Write out the listing exactly as it is given.

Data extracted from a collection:
· · · · ·

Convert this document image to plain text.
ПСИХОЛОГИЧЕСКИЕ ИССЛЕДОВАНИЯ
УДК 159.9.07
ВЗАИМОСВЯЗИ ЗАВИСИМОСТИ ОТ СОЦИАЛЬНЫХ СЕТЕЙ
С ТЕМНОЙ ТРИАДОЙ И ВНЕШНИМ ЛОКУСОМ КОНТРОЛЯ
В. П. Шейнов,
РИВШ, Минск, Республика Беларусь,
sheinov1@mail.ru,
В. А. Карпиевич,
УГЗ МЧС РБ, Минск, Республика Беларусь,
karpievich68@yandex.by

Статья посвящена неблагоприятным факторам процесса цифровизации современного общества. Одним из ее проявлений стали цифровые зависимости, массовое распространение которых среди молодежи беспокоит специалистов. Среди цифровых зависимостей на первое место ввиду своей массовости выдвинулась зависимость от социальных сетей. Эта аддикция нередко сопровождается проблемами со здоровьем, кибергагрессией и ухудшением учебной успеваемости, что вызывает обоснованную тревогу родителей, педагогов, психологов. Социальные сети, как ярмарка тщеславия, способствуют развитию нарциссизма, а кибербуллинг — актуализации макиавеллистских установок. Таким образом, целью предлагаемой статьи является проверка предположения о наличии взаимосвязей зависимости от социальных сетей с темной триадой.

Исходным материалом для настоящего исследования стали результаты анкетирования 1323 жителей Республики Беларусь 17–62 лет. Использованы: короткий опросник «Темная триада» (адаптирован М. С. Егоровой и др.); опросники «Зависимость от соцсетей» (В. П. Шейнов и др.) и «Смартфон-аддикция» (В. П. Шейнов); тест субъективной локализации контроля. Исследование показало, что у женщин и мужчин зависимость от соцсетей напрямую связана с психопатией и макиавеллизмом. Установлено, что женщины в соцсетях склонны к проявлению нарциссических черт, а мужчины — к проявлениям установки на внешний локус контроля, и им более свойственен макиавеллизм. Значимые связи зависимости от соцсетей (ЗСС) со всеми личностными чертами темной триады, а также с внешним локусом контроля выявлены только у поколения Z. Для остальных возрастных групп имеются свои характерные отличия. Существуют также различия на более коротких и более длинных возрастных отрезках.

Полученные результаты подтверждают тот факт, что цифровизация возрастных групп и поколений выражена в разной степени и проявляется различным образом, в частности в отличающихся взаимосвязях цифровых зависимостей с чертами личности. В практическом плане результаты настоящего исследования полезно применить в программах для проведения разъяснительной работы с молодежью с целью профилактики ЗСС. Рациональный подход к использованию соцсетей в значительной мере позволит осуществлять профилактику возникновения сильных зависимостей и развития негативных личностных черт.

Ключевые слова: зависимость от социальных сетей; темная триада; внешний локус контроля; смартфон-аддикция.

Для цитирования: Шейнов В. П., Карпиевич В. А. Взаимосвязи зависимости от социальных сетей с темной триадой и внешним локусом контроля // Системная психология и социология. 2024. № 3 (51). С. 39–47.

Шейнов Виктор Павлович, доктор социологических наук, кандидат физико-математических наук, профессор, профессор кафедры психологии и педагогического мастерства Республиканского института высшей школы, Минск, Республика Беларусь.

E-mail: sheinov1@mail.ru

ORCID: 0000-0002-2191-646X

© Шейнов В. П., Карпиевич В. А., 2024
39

· · · · ·

**SOLUTION TO THIS PROBLEM**
Convert this document image to plain text.
ПСИХОЛОГИЧЕСКИЕ ИССЛЕДОВАНИЯ
УДК 159.9.07
ВЗАИМОСВЯЗИ ЗАВИСИМОСТИ ОТ СОЦИАЛЬНЫХ СЕТЕЙ
С ТЕМНОЙ ТРИАДОЙ И ВНЕШНИМ ЛОКУСОМ КОНТРОЛЯ
В. П. Шейнов,
РИВШ, Минск, Республика Беларусь,
sheinov1@mail.ru,
В. А. Карпиевич,
УГЗ МЧС РБ, Минск, Республика Беларусь,
karpievich68@yandex.by

Статья посвящена неблагоприятным факторам процесса цифровизации современного общества. Одним из ее проявлений стали цифровые зависимости, массовое распространение которых среди молодежи беспокоит специалистов. Среди цифровых зависимостей на первое место ввиду своей массовости выдвинулась зависимость от социальных сетей. Эта аддикция нередко сопровождается проблемами со здоровьем, кибергагрессией и ухудшением учебной успеваемости, что вызывает обоснованную тревогу родителей, педагогов, психологов. Социальные сети, как ярмарка тщеславия, способствуют развитию нарциссизма, а кибербуллинг — актуализации макиавеллистских установок. Таким образом, целью предлагаемой статьи является проверка предположения о наличии взаимосвязей зависимости от социальных сетей с темной триадой.

Исходным материалом для настоящего исследования стали результаты анкетирования 1323 жителей Республики Беларусь 17–62 лет. Использованы: короткий опросник «Темная триада» (адаптирован М. С. Егоровой и др.); опросники «Зависимость от соцсетей» (В. П. Шейнов и др.) и «Смартфон-аддикция» (В. П. Шейнов); тест субъективной локализации контроля. Исследование показало, что у женщин и мужчин зависимость от соцсетей напрямую связана с психопатией и макиавеллизмом. Установлено, что женщины в соцсетях склонны к проявлению нарциссических черт, а мужчины — к проявлениям установки на внешний локус контроля, и им более свойственен макиавеллизм. Значимые связи зависимости от соцсетей (ЗСС) со всеми личностными чертами темной триады, а также с внешним локусом контроля выявлены только у поколения Z. Для остальных возрастных групп имеются свои характерные отличия. Существуют также различия на более коротких и более длинных возрастных отрезках.

Полученные результаты подтверждают тот факт, что цифровизация возрастных групп и поколений выражена в разной степени и проявляется различным образом, в частности в отличающихся взаимосвязях цифровых зависимостей с чертами личности. В практическом плане результаты настоящего исследования полезно применить в программах для проведения разъяснительной работы с молодежью с целью профилактики ЗСС. Рациональный подход к использованию соцсетей в значительной мере позволит осуществлять профилактику возникновения сильных зависимостей и развития негативных личностных черт.

Ключевые слова: зависимость от социальных сетей; темная триада; внешний локус контроля; смартфон-аддикция.

Для цитирования: Шейнов В. П., Карпиевич В. А. Взаимосвязи зависимости от социальных сетей с темной триадой и внешним локусом контроля // Системная психология и социология. 2024. № 3 (51). С. 39–47.

Шейнов Виктор Павлович, доктор социологических наук, кандидат физико-математических наук, профессор, профессор кафедры психологии и педагогического мастерства Республиканского института высшей школы, Минск, Республика Беларусь.

E-mail: sheinov1@mail.ru

ORCID: 0000-0002-2191-646X

© Шейнов В. П., Карпиевич В. А., 2024
39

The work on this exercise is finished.